╭─ Given data

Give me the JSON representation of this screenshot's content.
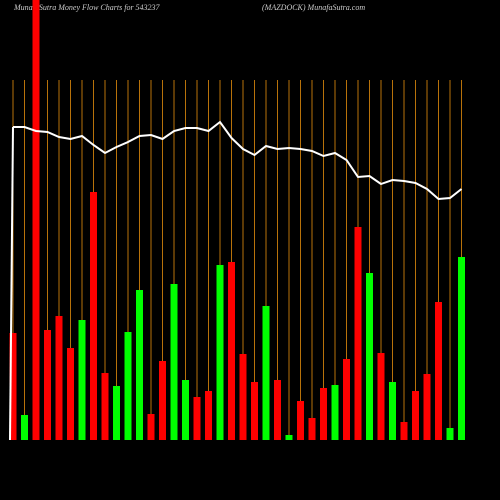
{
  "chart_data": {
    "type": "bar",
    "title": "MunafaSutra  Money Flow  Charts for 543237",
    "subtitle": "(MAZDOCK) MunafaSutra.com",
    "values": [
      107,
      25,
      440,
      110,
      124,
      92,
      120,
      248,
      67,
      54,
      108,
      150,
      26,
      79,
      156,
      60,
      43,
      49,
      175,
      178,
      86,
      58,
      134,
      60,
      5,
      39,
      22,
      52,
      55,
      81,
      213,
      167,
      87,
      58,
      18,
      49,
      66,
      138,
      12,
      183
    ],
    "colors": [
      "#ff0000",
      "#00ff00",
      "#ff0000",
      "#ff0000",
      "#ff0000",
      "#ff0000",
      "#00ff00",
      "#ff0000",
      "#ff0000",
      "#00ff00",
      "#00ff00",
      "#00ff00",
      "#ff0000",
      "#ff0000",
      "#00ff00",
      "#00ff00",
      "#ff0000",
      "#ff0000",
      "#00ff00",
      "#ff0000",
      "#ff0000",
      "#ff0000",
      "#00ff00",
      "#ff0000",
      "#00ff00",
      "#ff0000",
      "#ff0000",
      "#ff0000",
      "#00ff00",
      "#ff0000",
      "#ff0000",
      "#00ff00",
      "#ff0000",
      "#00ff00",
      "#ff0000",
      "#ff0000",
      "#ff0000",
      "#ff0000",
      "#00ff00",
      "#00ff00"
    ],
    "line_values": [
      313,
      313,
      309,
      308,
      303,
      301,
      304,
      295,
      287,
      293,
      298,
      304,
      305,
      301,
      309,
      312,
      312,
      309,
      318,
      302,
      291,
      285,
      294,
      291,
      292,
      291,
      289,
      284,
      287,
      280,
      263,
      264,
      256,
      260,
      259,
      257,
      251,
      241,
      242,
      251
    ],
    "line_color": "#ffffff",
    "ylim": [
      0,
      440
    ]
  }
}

╰─
╭─ Given data

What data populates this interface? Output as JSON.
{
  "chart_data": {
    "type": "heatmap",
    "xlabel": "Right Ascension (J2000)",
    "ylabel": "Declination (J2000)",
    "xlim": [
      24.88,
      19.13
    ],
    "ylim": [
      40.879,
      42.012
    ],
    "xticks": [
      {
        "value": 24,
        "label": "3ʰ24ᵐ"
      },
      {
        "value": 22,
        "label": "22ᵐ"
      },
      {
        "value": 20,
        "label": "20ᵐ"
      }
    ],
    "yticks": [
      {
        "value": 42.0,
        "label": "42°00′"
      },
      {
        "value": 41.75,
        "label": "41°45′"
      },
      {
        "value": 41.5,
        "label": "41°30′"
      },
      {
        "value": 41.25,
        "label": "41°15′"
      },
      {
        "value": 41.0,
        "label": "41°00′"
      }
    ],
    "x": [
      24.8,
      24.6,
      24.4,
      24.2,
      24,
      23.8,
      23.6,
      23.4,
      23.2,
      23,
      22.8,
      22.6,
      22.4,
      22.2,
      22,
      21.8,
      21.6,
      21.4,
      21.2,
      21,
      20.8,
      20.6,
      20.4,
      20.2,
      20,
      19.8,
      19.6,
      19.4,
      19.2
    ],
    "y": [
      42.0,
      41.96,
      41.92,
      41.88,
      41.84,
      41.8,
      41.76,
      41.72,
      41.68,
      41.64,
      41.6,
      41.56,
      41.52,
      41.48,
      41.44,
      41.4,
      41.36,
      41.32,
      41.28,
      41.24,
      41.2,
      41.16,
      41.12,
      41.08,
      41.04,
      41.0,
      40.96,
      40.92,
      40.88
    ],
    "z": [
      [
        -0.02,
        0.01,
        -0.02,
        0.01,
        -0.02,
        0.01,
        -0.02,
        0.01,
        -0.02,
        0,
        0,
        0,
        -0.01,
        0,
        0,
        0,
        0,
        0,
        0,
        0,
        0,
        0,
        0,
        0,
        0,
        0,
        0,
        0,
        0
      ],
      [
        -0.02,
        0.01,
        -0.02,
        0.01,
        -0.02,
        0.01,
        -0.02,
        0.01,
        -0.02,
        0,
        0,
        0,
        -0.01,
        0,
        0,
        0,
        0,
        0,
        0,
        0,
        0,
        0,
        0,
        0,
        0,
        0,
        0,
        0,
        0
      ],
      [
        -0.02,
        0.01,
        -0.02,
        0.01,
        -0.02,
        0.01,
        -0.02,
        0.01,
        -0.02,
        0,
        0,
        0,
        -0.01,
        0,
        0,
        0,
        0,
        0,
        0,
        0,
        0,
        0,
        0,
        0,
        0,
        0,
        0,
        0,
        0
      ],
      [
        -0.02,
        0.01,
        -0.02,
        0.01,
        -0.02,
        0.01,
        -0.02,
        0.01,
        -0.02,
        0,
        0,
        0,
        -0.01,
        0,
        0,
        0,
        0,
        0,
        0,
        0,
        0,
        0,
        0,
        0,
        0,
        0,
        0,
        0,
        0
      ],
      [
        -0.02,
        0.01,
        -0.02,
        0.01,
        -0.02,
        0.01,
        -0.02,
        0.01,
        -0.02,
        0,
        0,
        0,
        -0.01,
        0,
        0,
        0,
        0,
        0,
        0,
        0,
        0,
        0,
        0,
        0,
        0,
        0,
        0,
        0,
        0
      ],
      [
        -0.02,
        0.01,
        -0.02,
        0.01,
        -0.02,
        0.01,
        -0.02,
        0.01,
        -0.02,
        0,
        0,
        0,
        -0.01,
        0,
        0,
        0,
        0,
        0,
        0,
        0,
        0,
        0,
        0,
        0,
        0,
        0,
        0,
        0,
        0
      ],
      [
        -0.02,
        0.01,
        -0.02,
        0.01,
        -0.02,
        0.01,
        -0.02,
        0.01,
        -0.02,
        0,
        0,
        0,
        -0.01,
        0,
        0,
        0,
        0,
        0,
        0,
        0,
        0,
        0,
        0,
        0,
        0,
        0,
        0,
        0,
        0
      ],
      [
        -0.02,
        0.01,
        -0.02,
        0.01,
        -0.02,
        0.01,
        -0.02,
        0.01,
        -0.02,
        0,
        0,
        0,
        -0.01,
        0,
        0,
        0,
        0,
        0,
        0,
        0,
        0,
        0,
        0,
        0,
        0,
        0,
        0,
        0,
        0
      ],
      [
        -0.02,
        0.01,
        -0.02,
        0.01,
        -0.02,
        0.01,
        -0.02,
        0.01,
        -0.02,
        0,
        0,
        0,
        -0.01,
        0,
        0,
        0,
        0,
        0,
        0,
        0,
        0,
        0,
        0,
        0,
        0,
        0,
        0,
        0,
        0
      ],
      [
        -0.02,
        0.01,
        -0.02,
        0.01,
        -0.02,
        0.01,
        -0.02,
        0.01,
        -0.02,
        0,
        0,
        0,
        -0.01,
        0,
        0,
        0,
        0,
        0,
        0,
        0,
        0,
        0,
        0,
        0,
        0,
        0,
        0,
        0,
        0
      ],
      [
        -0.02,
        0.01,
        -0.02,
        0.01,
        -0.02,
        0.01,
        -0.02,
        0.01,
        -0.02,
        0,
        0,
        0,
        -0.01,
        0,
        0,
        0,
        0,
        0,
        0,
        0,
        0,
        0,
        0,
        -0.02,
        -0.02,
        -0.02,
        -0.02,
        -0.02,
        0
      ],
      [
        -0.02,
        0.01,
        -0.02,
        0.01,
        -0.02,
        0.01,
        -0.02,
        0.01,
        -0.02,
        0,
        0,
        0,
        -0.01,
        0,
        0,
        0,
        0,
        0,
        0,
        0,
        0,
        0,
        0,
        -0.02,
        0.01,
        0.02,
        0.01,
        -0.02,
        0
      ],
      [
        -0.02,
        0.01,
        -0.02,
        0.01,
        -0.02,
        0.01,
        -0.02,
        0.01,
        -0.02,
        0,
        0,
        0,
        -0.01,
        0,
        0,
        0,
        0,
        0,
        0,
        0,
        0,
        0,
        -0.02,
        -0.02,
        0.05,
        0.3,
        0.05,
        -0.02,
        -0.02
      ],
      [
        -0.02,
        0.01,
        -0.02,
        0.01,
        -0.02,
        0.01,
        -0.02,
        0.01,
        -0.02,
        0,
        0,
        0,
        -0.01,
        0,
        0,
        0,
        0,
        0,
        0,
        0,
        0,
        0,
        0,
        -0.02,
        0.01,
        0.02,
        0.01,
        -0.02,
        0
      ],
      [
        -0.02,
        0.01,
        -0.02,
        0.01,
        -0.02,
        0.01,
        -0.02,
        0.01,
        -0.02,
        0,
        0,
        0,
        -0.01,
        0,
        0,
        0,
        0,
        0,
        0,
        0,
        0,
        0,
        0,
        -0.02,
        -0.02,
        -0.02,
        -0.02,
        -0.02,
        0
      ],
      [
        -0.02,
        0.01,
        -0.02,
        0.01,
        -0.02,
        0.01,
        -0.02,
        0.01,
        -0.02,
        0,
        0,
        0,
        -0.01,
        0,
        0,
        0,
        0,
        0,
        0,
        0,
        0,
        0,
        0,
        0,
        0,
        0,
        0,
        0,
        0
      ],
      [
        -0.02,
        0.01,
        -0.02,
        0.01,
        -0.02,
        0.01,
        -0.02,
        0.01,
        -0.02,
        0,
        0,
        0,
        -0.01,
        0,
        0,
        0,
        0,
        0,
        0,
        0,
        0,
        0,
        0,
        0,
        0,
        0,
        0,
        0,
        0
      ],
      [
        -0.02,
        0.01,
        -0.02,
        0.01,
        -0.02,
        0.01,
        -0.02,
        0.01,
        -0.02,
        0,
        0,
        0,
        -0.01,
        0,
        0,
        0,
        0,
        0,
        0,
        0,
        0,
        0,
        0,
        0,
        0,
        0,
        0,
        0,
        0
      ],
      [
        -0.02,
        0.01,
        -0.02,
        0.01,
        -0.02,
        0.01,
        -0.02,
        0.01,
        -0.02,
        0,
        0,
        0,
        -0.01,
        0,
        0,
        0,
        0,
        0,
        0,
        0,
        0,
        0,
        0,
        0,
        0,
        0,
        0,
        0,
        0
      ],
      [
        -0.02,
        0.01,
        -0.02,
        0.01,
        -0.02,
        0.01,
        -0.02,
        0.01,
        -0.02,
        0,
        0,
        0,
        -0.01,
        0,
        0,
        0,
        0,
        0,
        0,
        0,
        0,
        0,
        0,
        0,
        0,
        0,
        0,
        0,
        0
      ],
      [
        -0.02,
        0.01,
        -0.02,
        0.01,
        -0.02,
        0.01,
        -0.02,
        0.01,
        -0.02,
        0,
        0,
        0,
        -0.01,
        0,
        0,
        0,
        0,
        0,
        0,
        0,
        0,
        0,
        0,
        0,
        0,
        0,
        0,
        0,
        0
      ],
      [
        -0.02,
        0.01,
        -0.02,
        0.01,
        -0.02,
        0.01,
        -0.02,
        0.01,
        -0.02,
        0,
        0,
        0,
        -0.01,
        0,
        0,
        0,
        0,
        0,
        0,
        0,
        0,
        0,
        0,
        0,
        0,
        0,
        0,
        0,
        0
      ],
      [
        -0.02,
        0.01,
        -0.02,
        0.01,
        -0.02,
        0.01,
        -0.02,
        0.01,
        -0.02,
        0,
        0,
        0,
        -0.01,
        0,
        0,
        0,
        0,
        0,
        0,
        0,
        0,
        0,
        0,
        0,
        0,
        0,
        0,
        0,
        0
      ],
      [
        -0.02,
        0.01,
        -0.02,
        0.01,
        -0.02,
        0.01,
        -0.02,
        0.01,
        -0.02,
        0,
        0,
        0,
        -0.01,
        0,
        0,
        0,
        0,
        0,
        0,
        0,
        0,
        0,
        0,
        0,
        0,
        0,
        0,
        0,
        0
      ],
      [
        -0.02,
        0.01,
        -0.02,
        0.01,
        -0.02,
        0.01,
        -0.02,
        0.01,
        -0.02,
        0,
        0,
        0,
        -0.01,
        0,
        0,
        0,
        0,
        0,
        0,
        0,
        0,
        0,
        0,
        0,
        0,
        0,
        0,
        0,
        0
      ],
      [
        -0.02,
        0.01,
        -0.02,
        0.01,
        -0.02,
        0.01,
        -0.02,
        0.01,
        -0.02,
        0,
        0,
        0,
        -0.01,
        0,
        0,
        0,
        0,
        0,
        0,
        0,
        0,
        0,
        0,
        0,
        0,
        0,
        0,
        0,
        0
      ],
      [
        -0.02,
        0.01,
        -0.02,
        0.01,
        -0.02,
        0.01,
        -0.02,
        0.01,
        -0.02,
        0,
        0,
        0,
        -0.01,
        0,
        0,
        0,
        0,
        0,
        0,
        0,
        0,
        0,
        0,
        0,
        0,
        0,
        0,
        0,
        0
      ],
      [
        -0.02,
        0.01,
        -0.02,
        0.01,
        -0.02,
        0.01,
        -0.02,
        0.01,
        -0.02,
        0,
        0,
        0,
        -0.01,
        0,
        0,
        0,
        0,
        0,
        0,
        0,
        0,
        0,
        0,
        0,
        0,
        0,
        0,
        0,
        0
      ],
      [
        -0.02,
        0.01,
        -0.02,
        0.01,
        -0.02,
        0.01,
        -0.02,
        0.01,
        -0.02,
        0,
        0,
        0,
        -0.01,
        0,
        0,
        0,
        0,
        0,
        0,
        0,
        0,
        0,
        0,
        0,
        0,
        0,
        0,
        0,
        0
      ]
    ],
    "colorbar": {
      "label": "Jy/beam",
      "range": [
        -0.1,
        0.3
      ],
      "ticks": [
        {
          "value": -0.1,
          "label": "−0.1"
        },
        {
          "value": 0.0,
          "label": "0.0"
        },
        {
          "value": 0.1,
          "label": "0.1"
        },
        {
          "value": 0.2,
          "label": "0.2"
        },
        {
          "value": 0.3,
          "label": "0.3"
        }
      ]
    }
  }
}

╰─

- The request
Find every line holding the word "JSON"; give their count and nothing else.

- Result
2